-------- SUPPLIED RECORDS --------

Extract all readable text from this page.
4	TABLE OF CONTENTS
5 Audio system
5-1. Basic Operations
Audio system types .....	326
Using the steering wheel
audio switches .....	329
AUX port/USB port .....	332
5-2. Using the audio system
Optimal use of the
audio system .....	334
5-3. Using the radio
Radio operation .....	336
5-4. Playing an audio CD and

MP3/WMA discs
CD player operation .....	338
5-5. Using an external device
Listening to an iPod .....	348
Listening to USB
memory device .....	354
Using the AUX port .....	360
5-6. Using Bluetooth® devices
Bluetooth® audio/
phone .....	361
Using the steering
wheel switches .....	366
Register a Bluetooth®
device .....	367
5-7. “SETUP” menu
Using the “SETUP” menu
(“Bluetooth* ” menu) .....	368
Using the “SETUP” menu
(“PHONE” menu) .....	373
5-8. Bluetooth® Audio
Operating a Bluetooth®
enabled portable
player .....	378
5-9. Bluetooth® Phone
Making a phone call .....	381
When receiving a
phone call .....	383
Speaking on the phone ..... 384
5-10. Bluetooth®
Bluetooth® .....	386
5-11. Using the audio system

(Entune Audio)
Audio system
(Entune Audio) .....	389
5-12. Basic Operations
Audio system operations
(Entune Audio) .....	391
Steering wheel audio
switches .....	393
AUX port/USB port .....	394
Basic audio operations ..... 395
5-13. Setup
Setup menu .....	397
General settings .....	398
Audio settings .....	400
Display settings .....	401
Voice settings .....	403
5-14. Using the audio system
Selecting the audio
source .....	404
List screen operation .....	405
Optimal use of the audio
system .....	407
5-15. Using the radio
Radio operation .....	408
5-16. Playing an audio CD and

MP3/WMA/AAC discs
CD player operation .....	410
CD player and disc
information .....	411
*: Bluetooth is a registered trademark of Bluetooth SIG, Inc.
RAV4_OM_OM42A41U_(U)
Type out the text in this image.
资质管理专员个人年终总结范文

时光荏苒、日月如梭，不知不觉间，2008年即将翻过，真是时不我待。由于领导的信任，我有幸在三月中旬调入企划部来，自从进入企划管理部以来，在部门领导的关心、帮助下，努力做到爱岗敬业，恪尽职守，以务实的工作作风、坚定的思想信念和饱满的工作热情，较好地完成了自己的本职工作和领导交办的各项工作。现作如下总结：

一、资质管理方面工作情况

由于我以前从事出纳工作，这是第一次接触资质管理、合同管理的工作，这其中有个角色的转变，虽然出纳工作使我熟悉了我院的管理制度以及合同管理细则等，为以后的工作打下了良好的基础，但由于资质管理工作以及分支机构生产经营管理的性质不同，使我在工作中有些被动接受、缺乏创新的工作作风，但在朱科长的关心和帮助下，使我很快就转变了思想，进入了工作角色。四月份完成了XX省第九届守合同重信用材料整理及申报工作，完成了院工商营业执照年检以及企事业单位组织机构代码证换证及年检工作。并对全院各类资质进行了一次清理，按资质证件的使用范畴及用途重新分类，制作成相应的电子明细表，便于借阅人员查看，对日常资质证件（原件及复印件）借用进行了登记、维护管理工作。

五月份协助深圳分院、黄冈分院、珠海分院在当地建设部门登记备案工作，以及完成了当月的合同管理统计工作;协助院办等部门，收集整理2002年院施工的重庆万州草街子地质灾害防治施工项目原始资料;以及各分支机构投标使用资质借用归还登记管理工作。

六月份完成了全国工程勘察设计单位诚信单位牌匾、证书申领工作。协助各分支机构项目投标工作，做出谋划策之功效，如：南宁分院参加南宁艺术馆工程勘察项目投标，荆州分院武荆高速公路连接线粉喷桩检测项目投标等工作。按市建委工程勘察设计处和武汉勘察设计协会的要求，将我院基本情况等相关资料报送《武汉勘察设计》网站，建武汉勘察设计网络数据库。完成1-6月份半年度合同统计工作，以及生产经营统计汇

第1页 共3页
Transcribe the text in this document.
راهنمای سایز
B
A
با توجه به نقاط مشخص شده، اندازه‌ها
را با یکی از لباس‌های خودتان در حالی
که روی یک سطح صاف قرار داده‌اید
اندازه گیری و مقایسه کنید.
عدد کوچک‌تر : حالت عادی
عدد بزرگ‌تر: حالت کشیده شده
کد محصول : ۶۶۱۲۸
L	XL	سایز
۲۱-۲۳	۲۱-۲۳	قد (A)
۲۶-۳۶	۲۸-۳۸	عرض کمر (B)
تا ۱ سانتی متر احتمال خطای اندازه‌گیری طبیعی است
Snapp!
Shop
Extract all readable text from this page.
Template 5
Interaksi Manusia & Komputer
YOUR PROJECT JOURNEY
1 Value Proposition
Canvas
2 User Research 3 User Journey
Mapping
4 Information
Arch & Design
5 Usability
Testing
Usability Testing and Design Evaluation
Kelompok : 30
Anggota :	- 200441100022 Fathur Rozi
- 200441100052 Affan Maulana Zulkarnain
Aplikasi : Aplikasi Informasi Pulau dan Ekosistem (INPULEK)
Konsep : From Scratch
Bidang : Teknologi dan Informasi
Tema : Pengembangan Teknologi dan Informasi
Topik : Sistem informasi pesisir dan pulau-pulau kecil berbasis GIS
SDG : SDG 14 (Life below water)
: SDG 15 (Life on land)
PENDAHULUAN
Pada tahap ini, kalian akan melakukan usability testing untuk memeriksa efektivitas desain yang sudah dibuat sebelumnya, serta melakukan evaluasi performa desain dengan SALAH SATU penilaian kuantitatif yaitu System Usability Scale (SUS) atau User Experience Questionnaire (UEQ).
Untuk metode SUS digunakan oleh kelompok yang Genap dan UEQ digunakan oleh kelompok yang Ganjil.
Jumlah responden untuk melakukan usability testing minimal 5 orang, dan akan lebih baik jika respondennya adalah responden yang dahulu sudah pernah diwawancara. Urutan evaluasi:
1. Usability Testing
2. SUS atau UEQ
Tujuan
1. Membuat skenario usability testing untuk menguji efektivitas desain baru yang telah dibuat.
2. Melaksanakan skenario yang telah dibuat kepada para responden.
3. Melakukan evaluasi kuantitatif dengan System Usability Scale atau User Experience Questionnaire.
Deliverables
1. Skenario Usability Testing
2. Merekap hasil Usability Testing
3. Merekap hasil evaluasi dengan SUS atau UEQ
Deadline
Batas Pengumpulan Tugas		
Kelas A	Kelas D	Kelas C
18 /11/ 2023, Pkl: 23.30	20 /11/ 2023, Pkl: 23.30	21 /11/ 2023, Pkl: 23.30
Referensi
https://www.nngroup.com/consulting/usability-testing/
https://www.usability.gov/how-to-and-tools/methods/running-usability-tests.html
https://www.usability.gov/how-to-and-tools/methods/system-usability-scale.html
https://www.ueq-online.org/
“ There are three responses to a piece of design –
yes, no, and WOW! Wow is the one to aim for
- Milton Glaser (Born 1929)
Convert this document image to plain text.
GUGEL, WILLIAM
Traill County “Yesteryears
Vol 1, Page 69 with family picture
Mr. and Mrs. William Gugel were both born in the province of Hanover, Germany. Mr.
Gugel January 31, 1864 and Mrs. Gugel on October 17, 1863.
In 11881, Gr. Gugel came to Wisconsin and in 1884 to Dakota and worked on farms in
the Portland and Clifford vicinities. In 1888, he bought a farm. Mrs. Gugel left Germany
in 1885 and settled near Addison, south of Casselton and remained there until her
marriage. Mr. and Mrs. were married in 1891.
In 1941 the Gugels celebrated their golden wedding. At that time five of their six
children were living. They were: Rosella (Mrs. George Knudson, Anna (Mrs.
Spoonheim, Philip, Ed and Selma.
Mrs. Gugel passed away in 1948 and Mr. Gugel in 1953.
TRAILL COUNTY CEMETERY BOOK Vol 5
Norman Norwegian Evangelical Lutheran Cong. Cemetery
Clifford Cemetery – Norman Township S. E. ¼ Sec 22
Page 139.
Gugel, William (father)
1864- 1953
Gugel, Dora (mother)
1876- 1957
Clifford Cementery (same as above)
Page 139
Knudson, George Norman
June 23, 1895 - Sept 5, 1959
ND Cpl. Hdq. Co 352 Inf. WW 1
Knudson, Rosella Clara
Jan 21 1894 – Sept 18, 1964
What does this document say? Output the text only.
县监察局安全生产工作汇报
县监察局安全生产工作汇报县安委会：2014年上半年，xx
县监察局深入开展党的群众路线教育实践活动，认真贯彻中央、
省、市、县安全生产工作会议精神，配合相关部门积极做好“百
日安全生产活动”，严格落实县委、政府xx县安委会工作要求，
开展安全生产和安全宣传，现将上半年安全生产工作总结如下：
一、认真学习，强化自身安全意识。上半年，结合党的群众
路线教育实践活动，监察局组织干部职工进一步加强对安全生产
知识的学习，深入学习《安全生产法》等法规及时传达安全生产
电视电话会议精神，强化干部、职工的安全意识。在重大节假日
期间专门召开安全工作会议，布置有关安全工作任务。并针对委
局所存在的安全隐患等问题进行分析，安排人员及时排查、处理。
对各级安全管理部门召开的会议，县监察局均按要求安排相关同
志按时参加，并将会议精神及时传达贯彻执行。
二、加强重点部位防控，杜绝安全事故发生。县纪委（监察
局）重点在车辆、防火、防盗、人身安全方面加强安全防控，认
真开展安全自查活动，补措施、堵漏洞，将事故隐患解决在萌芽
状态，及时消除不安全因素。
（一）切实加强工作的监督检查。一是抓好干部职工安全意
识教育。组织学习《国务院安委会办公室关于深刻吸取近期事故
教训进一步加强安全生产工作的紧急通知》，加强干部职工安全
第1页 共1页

--------

* WHAT TO DO: Give every line of the material that includes the string "were".

* FINISHED TASK:
Mr. and Mrs. William Gugel were both born in the province of Hanover, Germany. Mr.
marriage. Mr. and Mrs. were married in 1891.
children were living. They were: Rosella (Mrs. George Knudson, Anna (Mrs.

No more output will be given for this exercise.